### What you will do
Search the material below for the word "name". Copy every line that has it.

· · · · · · ·

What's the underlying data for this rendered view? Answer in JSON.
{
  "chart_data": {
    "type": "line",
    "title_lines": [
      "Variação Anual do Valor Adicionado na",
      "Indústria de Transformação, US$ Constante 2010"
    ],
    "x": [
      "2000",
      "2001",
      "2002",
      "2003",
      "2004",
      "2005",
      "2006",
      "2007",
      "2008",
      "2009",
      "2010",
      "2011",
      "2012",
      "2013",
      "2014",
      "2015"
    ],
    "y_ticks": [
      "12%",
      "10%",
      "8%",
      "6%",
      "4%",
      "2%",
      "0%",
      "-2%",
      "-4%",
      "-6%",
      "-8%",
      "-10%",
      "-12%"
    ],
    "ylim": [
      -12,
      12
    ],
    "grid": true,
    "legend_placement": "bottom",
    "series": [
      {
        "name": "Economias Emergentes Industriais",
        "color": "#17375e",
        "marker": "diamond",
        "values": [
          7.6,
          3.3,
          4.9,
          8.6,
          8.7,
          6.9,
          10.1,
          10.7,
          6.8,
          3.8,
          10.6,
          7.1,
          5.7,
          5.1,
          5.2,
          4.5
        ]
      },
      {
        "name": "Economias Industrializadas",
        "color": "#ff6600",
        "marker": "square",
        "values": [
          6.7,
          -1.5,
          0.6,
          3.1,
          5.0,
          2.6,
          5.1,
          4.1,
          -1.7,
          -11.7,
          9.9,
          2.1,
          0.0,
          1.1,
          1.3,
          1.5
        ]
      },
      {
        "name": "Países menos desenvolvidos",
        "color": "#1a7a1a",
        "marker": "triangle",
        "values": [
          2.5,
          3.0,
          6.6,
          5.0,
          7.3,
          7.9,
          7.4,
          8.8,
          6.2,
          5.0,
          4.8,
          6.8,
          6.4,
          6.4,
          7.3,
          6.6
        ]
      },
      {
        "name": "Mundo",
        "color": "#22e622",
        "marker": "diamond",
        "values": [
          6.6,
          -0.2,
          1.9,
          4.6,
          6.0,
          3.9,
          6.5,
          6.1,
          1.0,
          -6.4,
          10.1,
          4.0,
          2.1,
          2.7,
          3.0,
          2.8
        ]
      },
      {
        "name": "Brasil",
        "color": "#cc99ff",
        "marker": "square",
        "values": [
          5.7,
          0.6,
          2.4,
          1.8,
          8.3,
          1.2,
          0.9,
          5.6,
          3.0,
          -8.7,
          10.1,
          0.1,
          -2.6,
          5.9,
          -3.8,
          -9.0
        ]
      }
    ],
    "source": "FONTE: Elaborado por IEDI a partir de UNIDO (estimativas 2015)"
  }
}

· · · · · · ·

### Solution for this problem
        "name": "Economias Emergentes Industriais",
        "name": "Economias Industrializadas",
        "name": "Países menos desenvolvidos",
        "name": "Mundo",
        "name": "Brasil",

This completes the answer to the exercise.